WORK TO COMPLETE: Every line below should be copied exactly; drop the pictures.

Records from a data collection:
>> Start
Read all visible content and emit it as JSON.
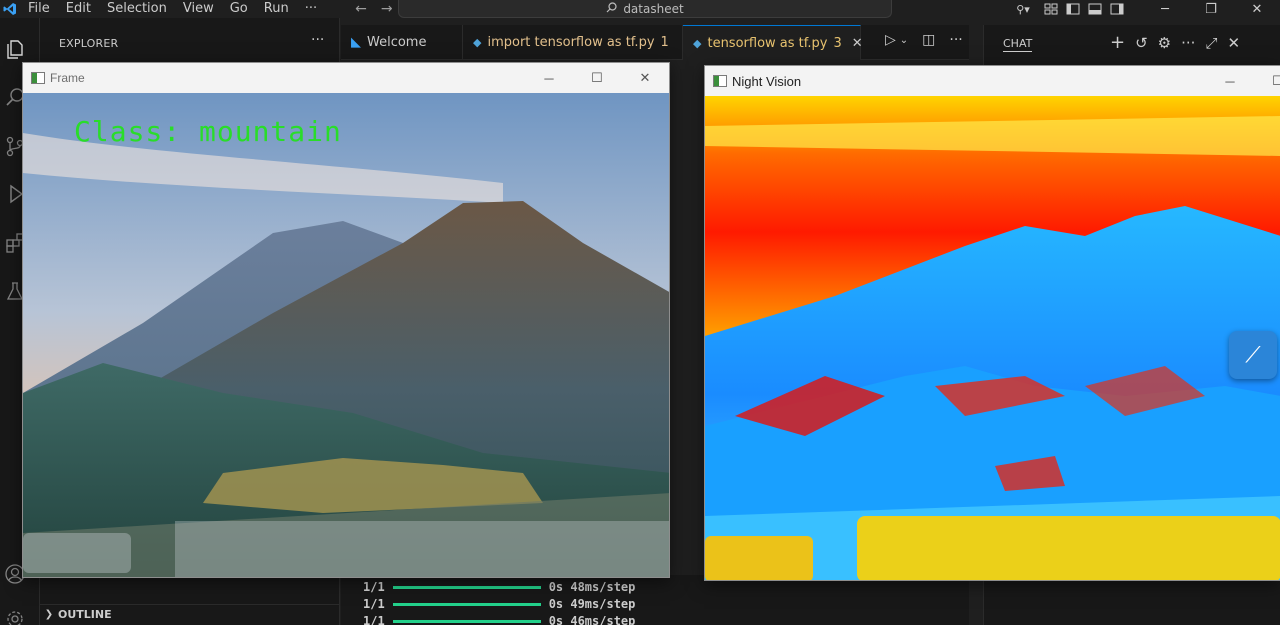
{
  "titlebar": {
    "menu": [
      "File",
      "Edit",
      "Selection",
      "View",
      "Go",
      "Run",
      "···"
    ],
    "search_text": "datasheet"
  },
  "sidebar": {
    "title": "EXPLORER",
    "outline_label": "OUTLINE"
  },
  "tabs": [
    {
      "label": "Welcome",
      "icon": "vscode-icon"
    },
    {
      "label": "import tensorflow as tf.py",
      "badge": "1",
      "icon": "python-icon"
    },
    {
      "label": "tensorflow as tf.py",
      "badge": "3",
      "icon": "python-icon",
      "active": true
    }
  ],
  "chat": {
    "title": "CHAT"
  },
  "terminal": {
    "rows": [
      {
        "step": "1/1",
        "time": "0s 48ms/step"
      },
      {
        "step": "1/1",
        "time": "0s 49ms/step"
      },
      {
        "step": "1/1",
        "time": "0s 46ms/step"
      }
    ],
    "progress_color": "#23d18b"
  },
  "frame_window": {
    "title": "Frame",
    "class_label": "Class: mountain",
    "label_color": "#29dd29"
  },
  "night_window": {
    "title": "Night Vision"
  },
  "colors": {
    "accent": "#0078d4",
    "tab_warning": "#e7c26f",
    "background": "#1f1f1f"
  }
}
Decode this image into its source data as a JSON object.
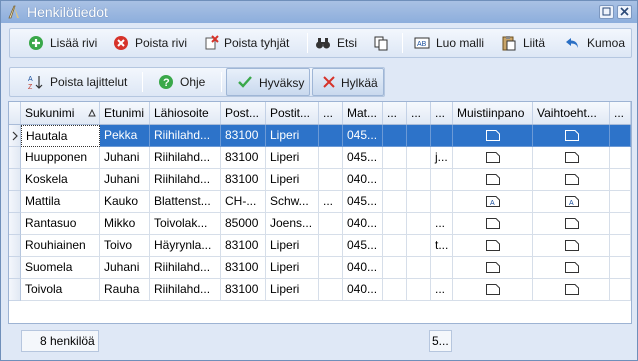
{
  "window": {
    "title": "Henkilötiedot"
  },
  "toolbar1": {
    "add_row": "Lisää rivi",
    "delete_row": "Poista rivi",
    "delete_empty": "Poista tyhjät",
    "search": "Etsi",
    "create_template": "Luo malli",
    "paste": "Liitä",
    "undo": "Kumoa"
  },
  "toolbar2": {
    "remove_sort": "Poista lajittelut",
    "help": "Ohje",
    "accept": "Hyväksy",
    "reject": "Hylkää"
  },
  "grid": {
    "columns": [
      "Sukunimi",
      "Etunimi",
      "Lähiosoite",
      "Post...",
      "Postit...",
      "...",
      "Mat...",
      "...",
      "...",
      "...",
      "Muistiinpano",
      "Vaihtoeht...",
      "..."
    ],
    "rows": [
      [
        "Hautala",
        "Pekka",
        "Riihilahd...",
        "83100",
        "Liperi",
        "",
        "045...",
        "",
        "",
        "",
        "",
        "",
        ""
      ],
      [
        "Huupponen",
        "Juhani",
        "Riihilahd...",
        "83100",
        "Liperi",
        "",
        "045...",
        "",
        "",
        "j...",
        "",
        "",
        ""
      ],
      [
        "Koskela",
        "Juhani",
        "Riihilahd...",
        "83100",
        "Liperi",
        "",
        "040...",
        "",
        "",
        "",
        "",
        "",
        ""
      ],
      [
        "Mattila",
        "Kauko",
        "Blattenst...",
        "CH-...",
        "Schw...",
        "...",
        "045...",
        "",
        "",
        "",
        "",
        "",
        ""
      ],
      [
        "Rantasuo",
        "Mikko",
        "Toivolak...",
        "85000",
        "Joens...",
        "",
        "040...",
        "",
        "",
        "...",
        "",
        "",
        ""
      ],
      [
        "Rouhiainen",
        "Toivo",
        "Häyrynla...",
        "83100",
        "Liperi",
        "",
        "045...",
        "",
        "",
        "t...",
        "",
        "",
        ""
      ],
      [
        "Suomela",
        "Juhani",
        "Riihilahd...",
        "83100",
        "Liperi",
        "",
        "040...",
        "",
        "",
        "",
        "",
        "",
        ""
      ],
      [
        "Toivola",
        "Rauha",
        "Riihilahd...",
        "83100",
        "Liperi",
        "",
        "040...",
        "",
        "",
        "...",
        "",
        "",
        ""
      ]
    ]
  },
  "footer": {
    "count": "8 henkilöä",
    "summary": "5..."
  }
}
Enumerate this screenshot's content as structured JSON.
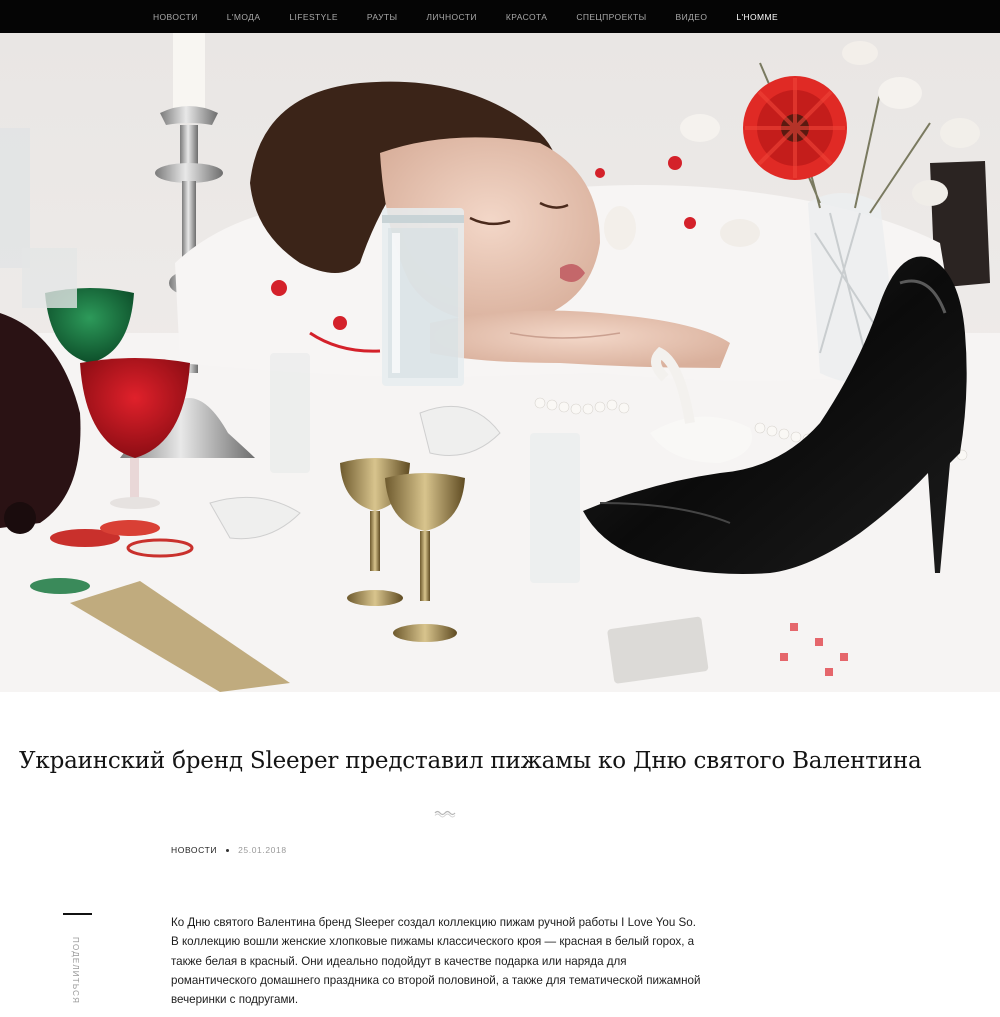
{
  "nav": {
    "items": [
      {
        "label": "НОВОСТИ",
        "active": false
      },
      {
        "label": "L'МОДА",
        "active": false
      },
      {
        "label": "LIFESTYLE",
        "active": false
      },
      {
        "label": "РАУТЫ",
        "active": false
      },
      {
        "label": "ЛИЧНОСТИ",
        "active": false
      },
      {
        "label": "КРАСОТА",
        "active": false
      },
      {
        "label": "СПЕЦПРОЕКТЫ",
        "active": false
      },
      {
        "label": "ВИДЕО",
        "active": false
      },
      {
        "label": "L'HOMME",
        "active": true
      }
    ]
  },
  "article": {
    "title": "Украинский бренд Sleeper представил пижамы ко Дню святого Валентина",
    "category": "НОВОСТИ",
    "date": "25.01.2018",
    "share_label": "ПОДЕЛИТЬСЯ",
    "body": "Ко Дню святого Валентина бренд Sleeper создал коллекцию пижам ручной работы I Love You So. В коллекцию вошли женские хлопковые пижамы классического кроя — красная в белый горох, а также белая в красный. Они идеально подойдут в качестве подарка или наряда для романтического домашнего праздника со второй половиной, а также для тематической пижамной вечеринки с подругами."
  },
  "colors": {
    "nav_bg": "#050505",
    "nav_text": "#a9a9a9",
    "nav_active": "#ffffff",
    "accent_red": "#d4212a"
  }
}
>> End
RESULT OF THIS EXERCISE:
Read all visible content and emit it as JSON.
{
  "titlebar": {
    "menu": [
      "File",
      "Edit",
      "Selection",
      "View",
      "Go",
      "Run",
      "···"
    ],
    "search_text": "datasheet"
  },
  "sidebar": {
    "title": "EXPLORER",
    "outline_label": "OUTLINE"
  },
  "tabs": [
    {
      "label": "Welcome",
      "icon": "vscode-icon"
    },
    {
      "label": "import tensorflow as tf.py",
      "badge": "1",
      "icon": "python-icon"
    },
    {
      "label": "tensorflow as tf.py",
      "badge": "3",
      "icon": "python-icon",
      "active": true
    }
  ],
  "chat": {
    "title": "CHAT"
  },
  "terminal": {
    "rows": [
      {
        "step": "1/1",
        "time": "0s 48ms/step"
      },
      {
        "step": "1/1",
        "time": "0s 49ms/step"
      },
      {
        "step": "1/1",
        "time": "0s 46ms/step"
      }
    ],
    "progress_color": "#23d18b"
  },
  "frame_window": {
    "title": "Frame",
    "class_label": "Class: mountain",
    "label_color": "#29dd29"
  },
  "night_window": {
    "title": "Night Vision"
  },
  "colors": {
    "accent": "#0078d4",
    "tab_warning": "#e7c26f",
    "background": "#1f1f1f"
  }
}
Decode this image into its source data as a JSON object.
{
  "window": {
    "title": "Henkilötiedot"
  },
  "toolbar1": {
    "add_row": "Lisää rivi",
    "delete_row": "Poista rivi",
    "delete_empty": "Poista tyhjät",
    "search": "Etsi",
    "create_template": "Luo malli",
    "paste": "Liitä",
    "undo": "Kumoa"
  },
  "toolbar2": {
    "remove_sort": "Poista lajittelut",
    "help": "Ohje",
    "accept": "Hyväksy",
    "reject": "Hylkää"
  },
  "grid": {
    "columns": [
      "Sukunimi",
      "Etunimi",
      "Lähiosoite",
      "Post...",
      "Postit...",
      "...",
      "Mat...",
      "...",
      "...",
      "...",
      "Muistiinpano",
      "Vaihtoeht...",
      "..."
    ],
    "rows": [
      [
        "Hautala",
        "Pekka",
        "Riihilahd...",
        "83100",
        "Liperi",
        "",
        "045...",
        "",
        "",
        "",
        "",
        "",
        ""
      ],
      [
        "Huupponen",
        "Juhani",
        "Riihilahd...",
        "83100",
        "Liperi",
        "",
        "045...",
        "",
        "",
        "j...",
        "",
        "",
        ""
      ],
      [
        "Koskela",
        "Juhani",
        "Riihilahd...",
        "83100",
        "Liperi",
        "",
        "040...",
        "",
        "",
        "",
        "",
        "",
        ""
      ],
      [
        "Mattila",
        "Kauko",
        "Blattenst...",
        "CH-...",
        "Schw...",
        "...",
        "045...",
        "",
        "",
        "",
        "",
        "",
        ""
      ],
      [
        "Rantasuo",
        "Mikko",
        "Toivolak...",
        "85000",
        "Joens...",
        "",
        "040...",
        "",
        "",
        "...",
        "",
        "",
        ""
      ],
      [
        "Rouhiainen",
        "Toivo",
        "Häyrynla...",
        "83100",
        "Liperi",
        "",
        "045...",
        "",
        "",
        "t...",
        "",
        "",
        ""
      ],
      [
        "Suomela",
        "Juhani",
        "Riihilahd...",
        "83100",
        "Liperi",
        "",
        "040...",
        "",
        "",
        "",
        "",
        "",
        ""
      ],
      [
        "Toivola",
        "Rauha",
        "Riihilahd...",
        "83100",
        "Liperi",
        "",
        "040...",
        "",
        "",
        "...",
        "",
        "",
        ""
      ]
    ]
  },
  "footer": {
    "count": "8 henkilöä",
    "summary": "5..."
  }
}
Enumerate this screenshot's content as structured JSON.
{
  "nav": {
    "items": [
      {
        "label": "НОВОСТИ",
        "active": false
      },
      {
        "label": "L'МОДА",
        "active": false
      },
      {
        "label": "LIFESTYLE",
        "active": false
      },
      {
        "label": "РАУТЫ",
        "active": false
      },
      {
        "label": "ЛИЧНОСТИ",
        "active": false
      },
      {
        "label": "КРАСОТА",
        "active": false
      },
      {
        "label": "СПЕЦПРОЕКТЫ",
        "active": false
      },
      {
        "label": "ВИДЕО",
        "active": false
      },
      {
        "label": "L'HOMME",
        "active": true
      }
    ]
  },
  "article": {
    "title": "Украинский бренд Sleeper представил пижамы ко Дню святого Валентина",
    "category": "НОВОСТИ",
    "date": "25.01.2018",
    "share_label": "ПОДЕЛИТЬСЯ",
    "body": "Ко Дню святого Валентина бренд Sleeper создал коллекцию пижам ручной работы I Love You So. В коллекцию вошли женские хлопковые пижамы классического кроя — красная в белый горох, а также белая в красный. Они идеально подойдут в качестве подарка или наряда для романтического домашнего праздника со второй половиной, а также для тематической пижамной вечеринки с подругами."
  },
  "colors": {
    "nav_bg": "#050505",
    "nav_text": "#a9a9a9",
    "nav_active": "#ffffff",
    "accent_red": "#d4212a"
  }
}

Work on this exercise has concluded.